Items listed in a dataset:
>> start
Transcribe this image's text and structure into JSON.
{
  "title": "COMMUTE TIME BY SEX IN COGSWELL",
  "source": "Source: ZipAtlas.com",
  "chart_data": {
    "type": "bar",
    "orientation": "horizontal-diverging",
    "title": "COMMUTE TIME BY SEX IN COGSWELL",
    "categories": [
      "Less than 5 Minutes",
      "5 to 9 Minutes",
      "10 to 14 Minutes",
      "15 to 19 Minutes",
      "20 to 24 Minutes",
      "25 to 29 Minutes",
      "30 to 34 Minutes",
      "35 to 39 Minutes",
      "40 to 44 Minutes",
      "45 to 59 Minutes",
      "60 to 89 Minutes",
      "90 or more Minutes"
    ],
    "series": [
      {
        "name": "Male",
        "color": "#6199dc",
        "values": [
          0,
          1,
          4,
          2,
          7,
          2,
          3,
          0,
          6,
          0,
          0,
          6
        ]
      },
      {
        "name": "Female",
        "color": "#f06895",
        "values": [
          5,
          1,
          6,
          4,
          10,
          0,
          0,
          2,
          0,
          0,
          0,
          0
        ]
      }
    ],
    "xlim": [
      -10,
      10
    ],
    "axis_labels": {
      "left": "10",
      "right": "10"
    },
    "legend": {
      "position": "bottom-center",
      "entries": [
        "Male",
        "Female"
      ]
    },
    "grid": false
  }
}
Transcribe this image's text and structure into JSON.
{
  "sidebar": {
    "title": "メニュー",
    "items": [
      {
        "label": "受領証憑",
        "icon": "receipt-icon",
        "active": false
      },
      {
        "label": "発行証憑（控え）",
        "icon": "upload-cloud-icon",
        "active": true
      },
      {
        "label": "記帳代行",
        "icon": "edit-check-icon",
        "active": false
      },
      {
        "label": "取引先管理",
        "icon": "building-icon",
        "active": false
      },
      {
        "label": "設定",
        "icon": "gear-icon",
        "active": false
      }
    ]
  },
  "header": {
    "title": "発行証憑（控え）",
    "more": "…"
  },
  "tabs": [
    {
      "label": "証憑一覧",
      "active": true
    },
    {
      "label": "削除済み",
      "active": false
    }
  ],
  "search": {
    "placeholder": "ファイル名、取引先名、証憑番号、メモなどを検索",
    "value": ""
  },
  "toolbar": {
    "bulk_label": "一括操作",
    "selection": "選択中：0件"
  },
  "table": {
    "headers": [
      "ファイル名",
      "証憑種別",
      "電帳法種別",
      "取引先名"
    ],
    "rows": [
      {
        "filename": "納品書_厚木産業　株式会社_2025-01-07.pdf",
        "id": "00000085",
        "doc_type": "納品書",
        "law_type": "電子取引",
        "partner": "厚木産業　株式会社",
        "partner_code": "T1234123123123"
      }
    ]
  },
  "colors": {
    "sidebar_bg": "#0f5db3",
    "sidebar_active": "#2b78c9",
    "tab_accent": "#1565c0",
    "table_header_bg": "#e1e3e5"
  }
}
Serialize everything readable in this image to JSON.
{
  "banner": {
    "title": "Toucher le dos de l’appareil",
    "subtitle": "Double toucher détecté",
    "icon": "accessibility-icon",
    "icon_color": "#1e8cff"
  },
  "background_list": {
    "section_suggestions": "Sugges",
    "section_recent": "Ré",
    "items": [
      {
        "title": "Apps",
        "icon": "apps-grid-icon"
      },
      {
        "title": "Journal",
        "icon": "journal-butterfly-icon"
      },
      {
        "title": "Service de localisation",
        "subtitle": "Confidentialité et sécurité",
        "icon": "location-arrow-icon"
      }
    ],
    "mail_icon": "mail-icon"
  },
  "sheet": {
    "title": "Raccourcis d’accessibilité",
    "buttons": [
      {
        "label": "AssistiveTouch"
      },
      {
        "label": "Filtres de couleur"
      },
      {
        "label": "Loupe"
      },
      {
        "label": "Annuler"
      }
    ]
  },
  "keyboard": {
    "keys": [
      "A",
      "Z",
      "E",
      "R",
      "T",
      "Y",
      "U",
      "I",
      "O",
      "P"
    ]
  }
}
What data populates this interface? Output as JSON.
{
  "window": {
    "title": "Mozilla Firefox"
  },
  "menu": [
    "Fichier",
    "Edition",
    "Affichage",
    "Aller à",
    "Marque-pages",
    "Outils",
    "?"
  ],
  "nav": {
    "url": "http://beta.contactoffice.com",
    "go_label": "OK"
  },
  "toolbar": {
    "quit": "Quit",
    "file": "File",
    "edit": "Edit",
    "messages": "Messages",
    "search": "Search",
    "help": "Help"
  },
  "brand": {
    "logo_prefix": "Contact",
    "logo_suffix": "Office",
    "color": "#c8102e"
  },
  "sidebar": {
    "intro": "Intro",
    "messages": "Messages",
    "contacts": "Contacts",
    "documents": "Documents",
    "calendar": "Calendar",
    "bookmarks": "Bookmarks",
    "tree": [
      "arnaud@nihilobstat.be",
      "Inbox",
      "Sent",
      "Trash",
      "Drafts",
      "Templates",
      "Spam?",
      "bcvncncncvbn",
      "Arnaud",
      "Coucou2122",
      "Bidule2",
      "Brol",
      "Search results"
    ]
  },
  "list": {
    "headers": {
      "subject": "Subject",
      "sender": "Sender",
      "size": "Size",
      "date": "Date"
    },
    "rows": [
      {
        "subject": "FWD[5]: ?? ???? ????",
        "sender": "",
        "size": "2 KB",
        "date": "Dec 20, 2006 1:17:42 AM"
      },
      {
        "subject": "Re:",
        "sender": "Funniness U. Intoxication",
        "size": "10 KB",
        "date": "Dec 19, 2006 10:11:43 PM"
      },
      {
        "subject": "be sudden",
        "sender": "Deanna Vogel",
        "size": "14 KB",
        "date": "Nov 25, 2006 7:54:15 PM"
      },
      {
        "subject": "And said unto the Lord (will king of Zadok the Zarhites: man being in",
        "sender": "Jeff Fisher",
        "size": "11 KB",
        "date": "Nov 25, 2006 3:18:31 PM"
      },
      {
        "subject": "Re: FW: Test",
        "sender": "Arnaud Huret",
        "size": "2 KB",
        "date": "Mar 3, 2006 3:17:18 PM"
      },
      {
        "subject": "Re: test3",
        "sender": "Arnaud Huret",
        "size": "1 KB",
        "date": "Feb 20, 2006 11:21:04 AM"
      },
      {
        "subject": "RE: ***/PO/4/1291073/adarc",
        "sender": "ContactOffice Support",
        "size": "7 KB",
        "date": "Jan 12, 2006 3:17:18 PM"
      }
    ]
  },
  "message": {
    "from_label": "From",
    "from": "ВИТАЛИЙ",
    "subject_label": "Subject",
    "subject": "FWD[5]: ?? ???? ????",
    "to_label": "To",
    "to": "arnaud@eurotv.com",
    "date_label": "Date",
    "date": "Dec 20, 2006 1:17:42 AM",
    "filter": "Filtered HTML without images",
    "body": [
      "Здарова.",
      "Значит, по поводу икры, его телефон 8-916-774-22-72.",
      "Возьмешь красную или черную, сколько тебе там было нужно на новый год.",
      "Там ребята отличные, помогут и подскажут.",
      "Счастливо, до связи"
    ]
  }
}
>> end
Extract all of the data exactly as written.

Transcribe this image's text and structure into JSON.
{
  "title": "COMMUTE TIME BY SEX IN COGSWELL",
  "source": "Source: ZipAtlas.com",
  "chart_data": {
    "type": "bar",
    "orientation": "horizontal-diverging",
    "title": "COMMUTE TIME BY SEX IN COGSWELL",
    "categories": [
      "Less than 5 Minutes",
      "5 to 9 Minutes",
      "10 to 14 Minutes",
      "15 to 19 Minutes",
      "20 to 24 Minutes",
      "25 to 29 Minutes",
      "30 to 34 Minutes",
      "35 to 39 Minutes",
      "40 to 44 Minutes",
      "45 to 59 Minutes",
      "60 to 89 Minutes",
      "90 or more Minutes"
    ],
    "series": [
      {
        "name": "Male",
        "color": "#6199dc",
        "values": [
          0,
          1,
          4,
          2,
          7,
          2,
          3,
          0,
          6,
          0,
          0,
          6
        ]
      },
      {
        "name": "Female",
        "color": "#f06895",
        "values": [
          5,
          1,
          6,
          4,
          10,
          0,
          0,
          2,
          0,
          0,
          0,
          0
        ]
      }
    ],
    "xlim": [
      -10,
      10
    ],
    "axis_labels": {
      "left": "10",
      "right": "10"
    },
    "legend": {
      "position": "bottom-center",
      "entries": [
        "Male",
        "Female"
      ]
    },
    "grid": false
  }
}
Transcribe this image's text and structure into JSON.
{
  "sidebar": {
    "title": "メニュー",
    "items": [
      {
        "label": "受領証憑",
        "icon": "receipt-icon",
        "active": false
      },
      {
        "label": "発行証憑（控え）",
        "icon": "upload-cloud-icon",
        "active": true
      },
      {
        "label": "記帳代行",
        "icon": "edit-check-icon",
        "active": false
      },
      {
        "label": "取引先管理",
        "icon": "building-icon",
        "active": false
      },
      {
        "label": "設定",
        "icon": "gear-icon",
        "active": false
      }
    ]
  },
  "header": {
    "title": "発行証憑（控え）",
    "more": "…"
  },
  "tabs": [
    {
      "label": "証憑一覧",
      "active": true
    },
    {
      "label": "削除済み",
      "active": false
    }
  ],
  "search": {
    "placeholder": "ファイル名、取引先名、証憑番号、メモなどを検索",
    "value": ""
  },
  "toolbar": {
    "bulk_label": "一括操作",
    "selection": "選択中：0件"
  },
  "table": {
    "headers": [
      "ファイル名",
      "証憑種別",
      "電帳法種別",
      "取引先名"
    ],
    "rows": [
      {
        "filename": "納品書_厚木産業　株式会社_2025-01-07.pdf",
        "id": "00000085",
        "doc_type": "納品書",
        "law_type": "電子取引",
        "partner": "厚木産業　株式会社",
        "partner_code": "T1234123123123"
      }
    ]
  },
  "colors": {
    "sidebar_bg": "#0f5db3",
    "sidebar_active": "#2b78c9",
    "tab_accent": "#1565c0",
    "table_header_bg": "#e1e3e5"
  }
}
Serialize everything readable in this image to JSON.
{
  "banner": {
    "title": "Toucher le dos de l’appareil",
    "subtitle": "Double toucher détecté",
    "icon": "accessibility-icon",
    "icon_color": "#1e8cff"
  },
  "background_list": {
    "section_suggestions": "Sugges",
    "section_recent": "Ré",
    "items": [
      {
        "title": "Apps",
        "icon": "apps-grid-icon"
      },
      {
        "title": "Journal",
        "icon": "journal-butterfly-icon"
      },
      {
        "title": "Service de localisation",
        "subtitle": "Confidentialité et sécurité",
        "icon": "location-arrow-icon"
      }
    ],
    "mail_icon": "mail-icon"
  },
  "sheet": {
    "title": "Raccourcis d’accessibilité",
    "buttons": [
      {
        "label": "AssistiveTouch"
      },
      {
        "label": "Filtres de couleur"
      },
      {
        "label": "Loupe"
      },
      {
        "label": "Annuler"
      }
    ]
  },
  "keyboard": {
    "keys": [
      "A",
      "Z",
      "E",
      "R",
      "T",
      "Y",
      "U",
      "I",
      "O",
      "P"
    ]
  }
}
What data populates this interface? Output as JSON.
{
  "window": {
    "title": "Mozilla Firefox"
  },
  "menu": [
    "Fichier",
    "Edition",
    "Affichage",
    "Aller à",
    "Marque-pages",
    "Outils",
    "?"
  ],
  "nav": {
    "url": "http://beta.contactoffice.com",
    "go_label": "OK"
  },
  "toolbar": {
    "quit": "Quit",
    "file": "File",
    "edit": "Edit",
    "messages": "Messages",
    "search": "Search",
    "help": "Help"
  },
  "brand": {
    "logo_prefix": "Contact",
    "logo_suffix": "Office",
    "color": "#c8102e"
  },
  "sidebar": {
    "intro": "Intro",
    "messages": "Messages",
    "contacts": "Contacts",
    "documents": "Documents",
    "calendar": "Calendar",
    "bookmarks": "Bookmarks",
    "tree": [
      "arnaud@nihilobstat.be",
      "Inbox",
      "Sent",
      "Trash",
      "Drafts",
      "Templates",
      "Spam?",
      "bcvncncncvbn",
      "Arnaud",
      "Coucou2122",
      "Bidule2",
      "Brol",
      "Search results"
    ]
  },
  "list": {
    "headers": {
      "subject": "Subject",
      "sender": "Sender",
      "size": "Size",
      "date": "Date"
    },
    "rows": [
      {
        "subject": "FWD[5]: ?? ???? ????",
        "sender": "",
        "size": "2 KB",
        "date": "Dec 20, 2006 1:17:42 AM"
      },
      {
        "subject": "Re:",
        "sender": "Funniness U. Intoxication",
        "size": "10 KB",
        "date": "Dec 19, 2006 10:11:43 PM"
      },
      {
        "subject": "be sudden",
        "sender": "Deanna Vogel",
        "size": "14 KB",
        "date": "Nov 25, 2006 7:54:15 PM"
      },
      {
        "subject": "And said unto the Lord (will king of Zadok the Zarhites: man being in",
        "sender": "Jeff Fisher",
        "size": "11 KB",
        "date": "Nov 25, 2006 3:18:31 PM"
      },
      {
        "subject": "Re: FW: Test",
        "sender": "Arnaud Huret",
        "size": "2 KB",
        "date": "Mar 3, 2006 3:17:18 PM"
      },
      {
        "subject": "Re: test3",
        "sender": "Arnaud Huret",
        "size": "1 KB",
        "date": "Feb 20, 2006 11:21:04 AM"
      },
      {
        "subject": "RE: ***/PO/4/1291073/adarc",
        "sender": "ContactOffice Support",
        "size": "7 KB",
        "date": "Jan 12, 2006 3:17:18 PM"
      }
    ]
  },
  "message": {
    "from_label": "From",
    "from": "ВИТАЛИЙ",
    "subject_label": "Subject",
    "subject": "FWD[5]: ?? ???? ????",
    "to_label": "To",
    "to": "arnaud@eurotv.com",
    "date_label": "Date",
    "date": "Dec 20, 2006 1:17:42 AM",
    "filter": "Filtered HTML without images",
    "body": [
      "Здарова.",
      "Значит, по поводу икры, его телефон 8-916-774-22-72.",
      "Возьмешь красную или черную, сколько тебе там было нужно на новый год.",
      "Там ребята отличные, помогут и подскажут.",
      "Счастливо, до связи"
    ]
  }
}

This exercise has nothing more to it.